**Work to be completed**
Gather all lines in the records below that include the word "letters".

**Input**

# # # #

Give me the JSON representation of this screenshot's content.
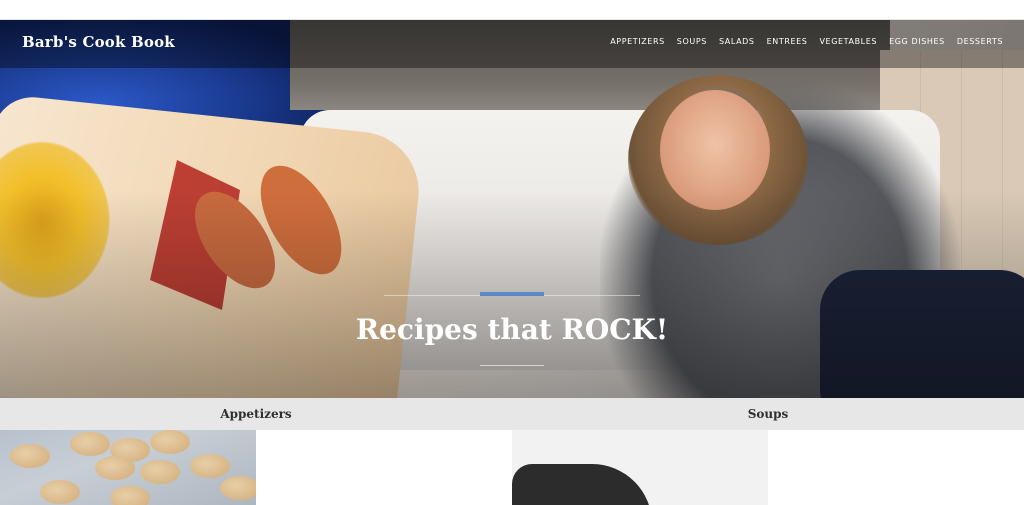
{
  "site": {
    "brand": "Barb's Cook Book"
  },
  "nav": {
    "items": [
      "APPETIZERS",
      "SOUPS",
      "SALADS",
      "ENTREES",
      "VEGETABLES",
      "EGG DISHES",
      "DESSERTS"
    ]
  },
  "hero": {
    "headline": "Recipes that ROCK!",
    "accent_color": "#5a8ac6"
  },
  "categories": [
    {
      "label": "Appetizers"
    },
    {
      "label": "Soups"
    }
  ]
}
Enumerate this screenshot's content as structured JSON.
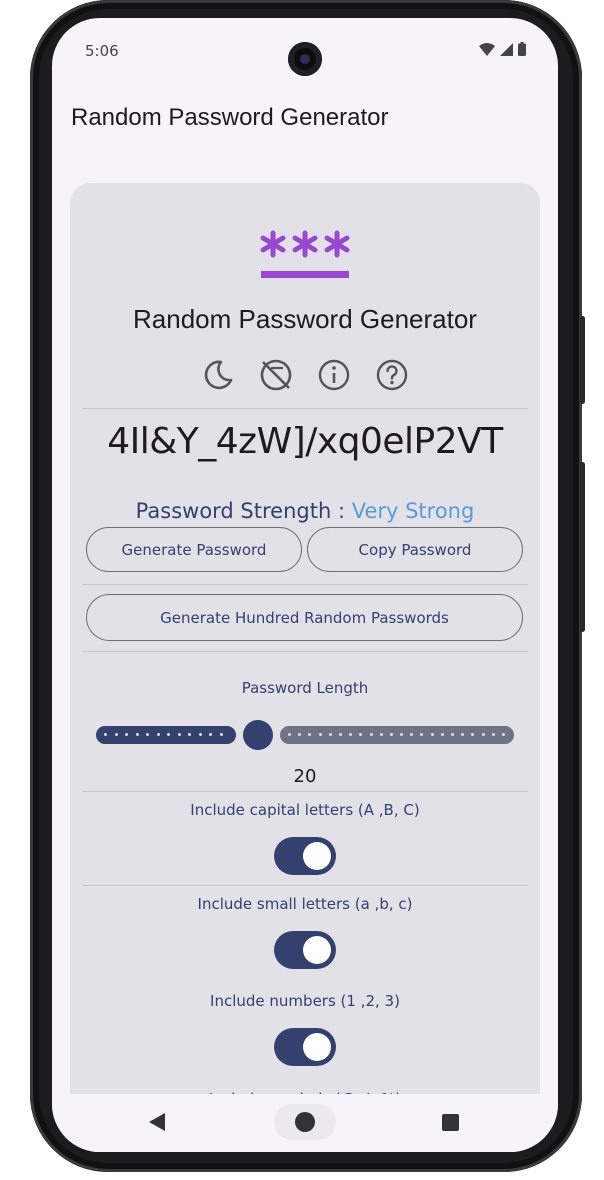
{
  "status_bar": {
    "time": "5:06"
  },
  "app_bar": {
    "title": "Random Password Generator"
  },
  "card": {
    "title": "Random Password Generator",
    "password": "4Il&Y_4zW]/xq0elP2VT",
    "strength_label": "Password Strength : ",
    "strength_value": "Very Strong",
    "buttons": {
      "generate": "Generate Password",
      "copy": "Copy Password",
      "generate_hundred": "Generate Hundred Random Passwords"
    },
    "length": {
      "label": "Password Length",
      "value": "20",
      "fraction": 0.37
    },
    "options": [
      {
        "label": "Include capital letters (A ,B, C)",
        "enabled": true
      },
      {
        "label": "Include small letters (a ,b, c)",
        "enabled": true
      },
      {
        "label": "Include numbers (1 ,2, 3)",
        "enabled": true
      },
      {
        "label": "Include symbols (@ ,!, %)",
        "enabled": true
      }
    ]
  },
  "icons": [
    "moon-icon",
    "no-ads-icon",
    "info-icon",
    "help-icon"
  ],
  "colors": {
    "accent": "#34406e",
    "strength": "#5a9bd5",
    "logo": "#9a48d0",
    "card_bg": "#e3e1e8"
  }
}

# # # #

**Exercise answer**
        "label": "Include capital letters (A ,B, C)",
        "label": "Include small letters (a ,b, c)",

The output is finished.